§ Description of the task:
Lines holding the string "horizontal" are the ones to copy; find them all in the data.

§ Extracted entries:
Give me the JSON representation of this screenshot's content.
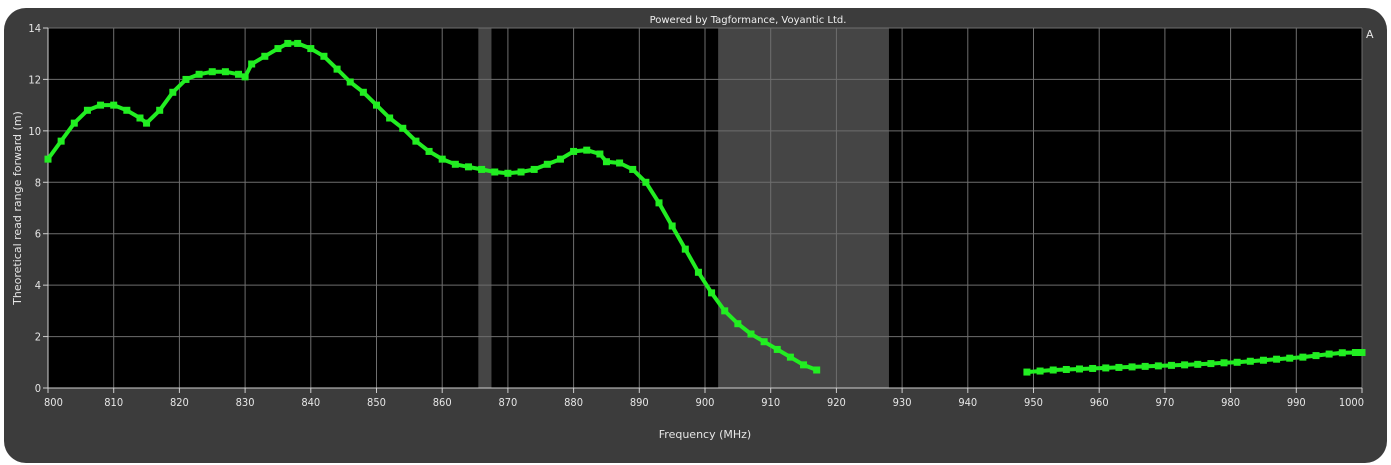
{
  "chart_data": {
    "type": "line",
    "credit": "Powered by Tagformance, Voyantic Ltd.",
    "xlabel": "Frequency (MHz)",
    "ylabel": "Theoretical read range forward (m)",
    "edge_label": "A",
    "xlim": [
      800,
      1000
    ],
    "ylim": [
      0,
      14
    ],
    "x_ticks": [
      800,
      810,
      820,
      830,
      840,
      850,
      860,
      870,
      880,
      890,
      900,
      910,
      920,
      930,
      940,
      950,
      960,
      970,
      980,
      990,
      1000
    ],
    "y_ticks": [
      0,
      2,
      4,
      6,
      8,
      10,
      12,
      14
    ],
    "grid": true,
    "colors": {
      "plot_background": "#000000",
      "frame": "#3c3c3c",
      "grid": "#6e6e6e",
      "series": "#22ee22",
      "band": "#454545"
    },
    "bands": [
      {
        "x0": 865.5,
        "x1": 867.5
      },
      {
        "x0": 902,
        "x1": 928
      }
    ],
    "series": [
      {
        "segments": [
          [
            [
              800,
              8.9
            ],
            [
              802,
              9.6
            ],
            [
              804,
              10.3
            ],
            [
              806,
              10.8
            ],
            [
              808,
              11.0
            ],
            [
              810,
              11.0
            ],
            [
              812,
              10.8
            ],
            [
              814,
              10.5
            ],
            [
              815,
              10.3
            ],
            [
              817,
              10.8
            ],
            [
              819,
              11.5
            ],
            [
              821,
              12.0
            ],
            [
              823,
              12.2
            ],
            [
              825,
              12.3
            ],
            [
              827,
              12.3
            ],
            [
              829,
              12.2
            ],
            [
              830,
              12.1
            ],
            [
              831,
              12.6
            ],
            [
              833,
              12.9
            ],
            [
              835,
              13.2
            ],
            [
              836.5,
              13.4
            ],
            [
              838,
              13.4
            ],
            [
              840,
              13.2
            ],
            [
              842,
              12.9
            ],
            [
              844,
              12.4
            ],
            [
              846,
              11.9
            ],
            [
              848,
              11.5
            ],
            [
              850,
              11.0
            ],
            [
              852,
              10.5
            ],
            [
              854,
              10.1
            ],
            [
              856,
              9.6
            ],
            [
              858,
              9.2
            ],
            [
              860,
              8.9
            ],
            [
              862,
              8.7
            ],
            [
              864,
              8.6
            ],
            [
              866,
              8.5
            ],
            [
              868,
              8.4
            ],
            [
              870,
              8.35
            ],
            [
              872,
              8.4
            ],
            [
              874,
              8.5
            ],
            [
              876,
              8.7
            ],
            [
              878,
              8.9
            ],
            [
              880,
              9.2
            ],
            [
              882,
              9.25
            ],
            [
              884,
              9.1
            ],
            [
              885,
              8.8
            ],
            [
              887,
              8.75
            ],
            [
              889,
              8.5
            ],
            [
              891,
              8.0
            ],
            [
              893,
              7.2
            ],
            [
              895,
              6.3
            ],
            [
              897,
              5.4
            ],
            [
              899,
              4.5
            ],
            [
              901,
              3.7
            ],
            [
              903,
              3.0
            ],
            [
              905,
              2.5
            ],
            [
              907,
              2.1
            ],
            [
              909,
              1.8
            ],
            [
              911,
              1.5
            ],
            [
              913,
              1.2
            ],
            [
              915,
              0.9
            ],
            [
              917,
              0.7
            ]
          ],
          [
            [
              949,
              0.62
            ],
            [
              951,
              0.66
            ],
            [
              953,
              0.7
            ],
            [
              955,
              0.72
            ],
            [
              957,
              0.74
            ],
            [
              959,
              0.76
            ],
            [
              961,
              0.78
            ],
            [
              963,
              0.8
            ],
            [
              965,
              0.82
            ],
            [
              967,
              0.84
            ],
            [
              969,
              0.86
            ],
            [
              971,
              0.88
            ],
            [
              973,
              0.9
            ],
            [
              975,
              0.92
            ],
            [
              977,
              0.95
            ],
            [
              979,
              0.98
            ],
            [
              981,
              1.0
            ],
            [
              983,
              1.04
            ],
            [
              985,
              1.08
            ],
            [
              987,
              1.12
            ],
            [
              989,
              1.16
            ],
            [
              991,
              1.2
            ],
            [
              993,
              1.26
            ],
            [
              995,
              1.32
            ],
            [
              997,
              1.37
            ],
            [
              999,
              1.38
            ],
            [
              1000,
              1.38
            ]
          ]
        ]
      }
    ]
  }
}
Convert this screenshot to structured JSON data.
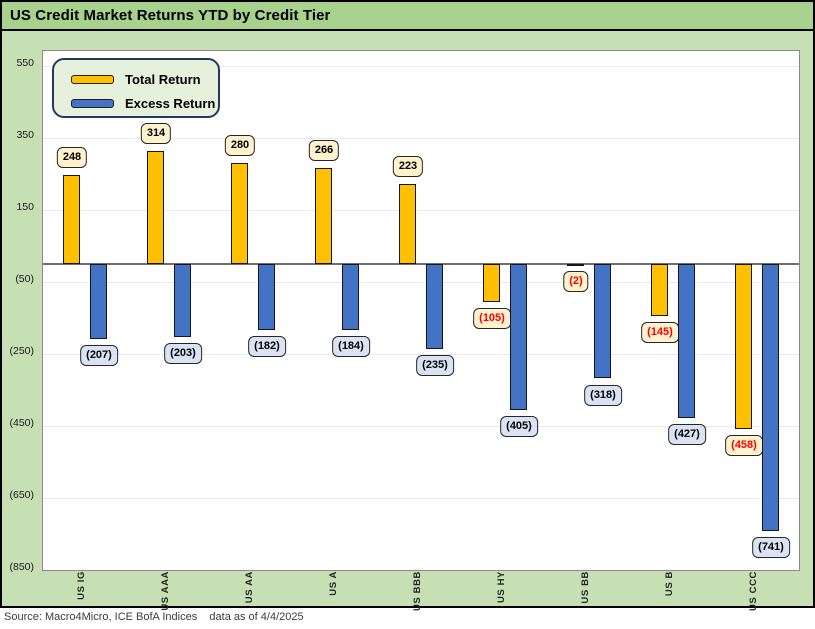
{
  "window_title": "US Credit Market Returns YTD by Credit Tier",
  "footer": {
    "source": "Source: Macro4Micro, ICE BofA Indices",
    "as_of": "data as of 4/4/2025"
  },
  "colors": {
    "title_bar_bg": "#A9D18E",
    "chart_bg": "#C6E0B4",
    "plot_bg": "#FFFFFF",
    "total_return_bar": "#FFC000",
    "excess_return_bar": "#4472C4",
    "total_label_bg": "#FFF2CC",
    "excess_label_bg": "#DAE3F3",
    "negative_total_text": "#FF0000",
    "legend_bg": "#E6F1DC",
    "legend_border": "#1F3864",
    "zero_axis": "#6E6E6E"
  },
  "chart_data": {
    "type": "bar",
    "title": "US Credit Market Returns YTD by Credit Tier",
    "categories": [
      "US IG",
      "US AAA",
      "US AA",
      "US A",
      "US BBB",
      "US HY",
      "US BB",
      "US B",
      "US CCC"
    ],
    "series": [
      {
        "name": "Total Return",
        "color": "#FFC000",
        "label_bg": "#FFF2CC",
        "values": [
          248,
          314,
          280,
          266,
          223,
          -105,
          -2,
          -145,
          -458
        ],
        "labels": [
          "248",
          "314",
          "280",
          "266",
          "223",
          "(105)",
          "(2)",
          "(145)",
          "(458)"
        ]
      },
      {
        "name": "Excess Return",
        "color": "#4472C4",
        "label_bg": "#DAE3F3",
        "values": [
          -207,
          -203,
          -182,
          -184,
          -235,
          -405,
          -318,
          -427,
          -741
        ],
        "labels": [
          "(207)",
          "(203)",
          "(182)",
          "(184)",
          "(235)",
          "(405)",
          "(318)",
          "(427)",
          "(741)"
        ]
      }
    ],
    "y_ticks": [
      {
        "value": 550,
        "label": "550"
      },
      {
        "value": 350,
        "label": "350"
      },
      {
        "value": 150,
        "label": "150"
      },
      {
        "value": -50,
        "label": "(50)"
      },
      {
        "value": -250,
        "label": "(250)"
      },
      {
        "value": -450,
        "label": "(450)"
      },
      {
        "value": -650,
        "label": "(650)"
      },
      {
        "value": -850,
        "label": "(850)"
      }
    ],
    "ylim": [
      -850,
      592
    ],
    "grid": "horizontal",
    "legend_position": "top-left",
    "negative_total_labels_red": true,
    "xlabel": "",
    "ylabel": ""
  }
}
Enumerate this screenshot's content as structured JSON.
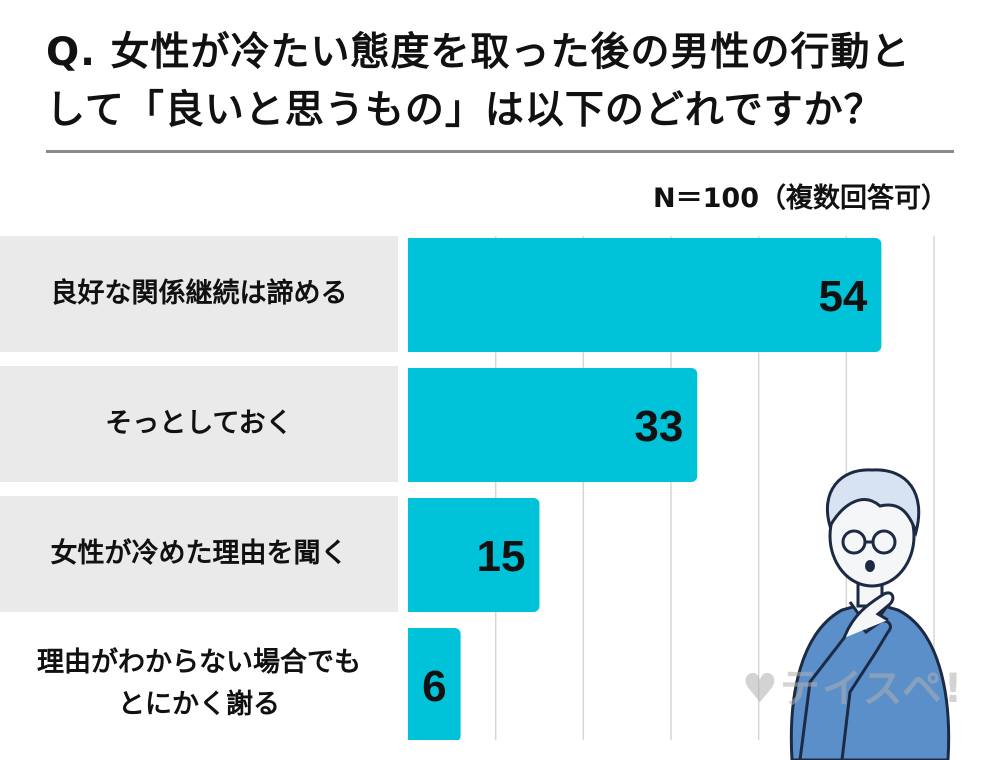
{
  "question": {
    "line1": "Q. 女性が冷たい態度を取った後の男性の行動と",
    "line2": "して「良いと思うもの」は以下のどれですか？"
  },
  "sample_note": "N＝100（複数回答可）",
  "watermark": "テイスペ!",
  "colors": {
    "bar": "#00c3d9",
    "label_bg": "#eaeaea",
    "grid": "#d6d6d6"
  },
  "icons": [
    "thinking-man-illustration",
    "heart-logo-icon"
  ],
  "chart_data": {
    "type": "bar",
    "orientation": "horizontal",
    "categories": [
      "良好な関係継続は諦める",
      "そっとしておく",
      "女性が冷めた理由を聞く",
      "理由がわからない場合でもとにかく謝る"
    ],
    "category_lines": [
      [
        "良好な関係継続は諦める"
      ],
      [
        "そっとしておく"
      ],
      [
        "女性が冷めた理由を聞く"
      ],
      [
        "理由がわからない場合でも",
        "とにかく謝る"
      ]
    ],
    "values": [
      54,
      33,
      15,
      6
    ],
    "xlim": [
      0,
      60
    ],
    "grid": true,
    "data_labels": true
  }
}
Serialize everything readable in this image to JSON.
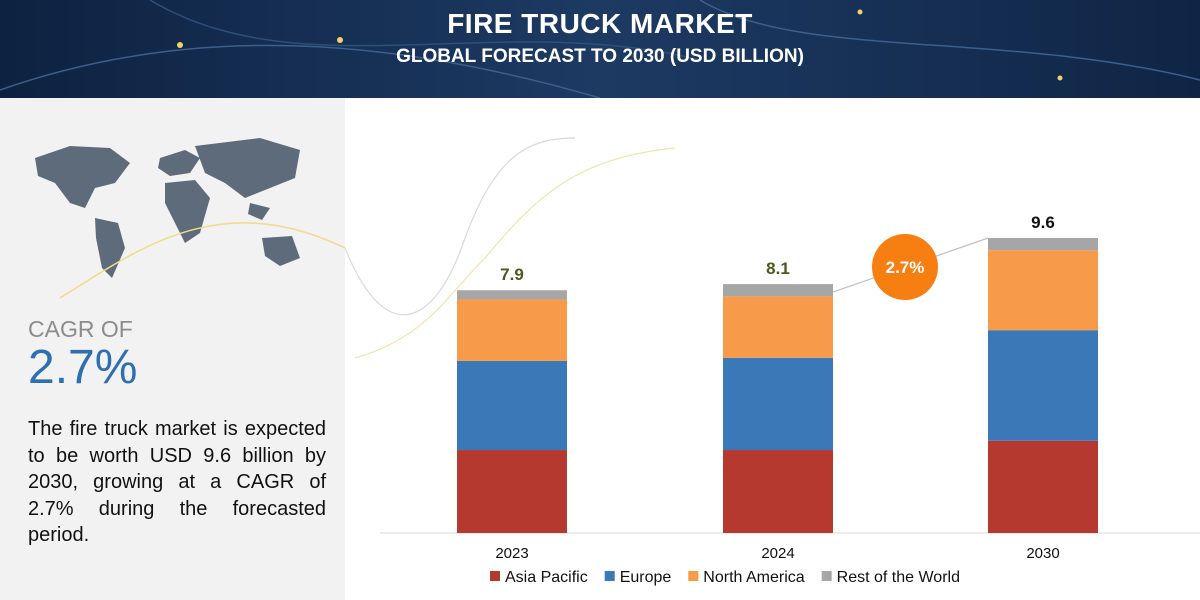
{
  "header": {
    "title": "FIRE TRUCK MARKET",
    "subtitle": "GLOBAL FORECAST TO 2030 (USD BILLION)"
  },
  "panel": {
    "cagr_caption": "CAGR OF",
    "cagr_value": "2.7%",
    "description": "The fire truck market is expected to be worth USD 9.6 billion by 2030, growing at a CAGR of 2.7% during the forecasted period."
  },
  "chart_data": {
    "type": "bar",
    "stacked": true,
    "categories": [
      "2023",
      "2024",
      "2030"
    ],
    "series": [
      {
        "name": "Asia Pacific",
        "color": "#b5392f",
        "values": [
          2.7,
          2.7,
          3.0
        ]
      },
      {
        "name": "Europe",
        "color": "#3a78b8",
        "values": [
          2.9,
          3.0,
          3.6
        ]
      },
      {
        "name": "North America",
        "color": "#f79a4a",
        "values": [
          2.0,
          2.0,
          2.6
        ]
      },
      {
        "name": "Rest of the World",
        "color": "#a6a6a6",
        "values": [
          0.3,
          0.4,
          0.4
        ]
      }
    ],
    "totals": [
      7.9,
      8.1,
      9.6
    ],
    "cagr_annotation": "2.7%"
  }
}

§ Response to this task:
    "grid": "horizontal",
    "orientation": "horizontal",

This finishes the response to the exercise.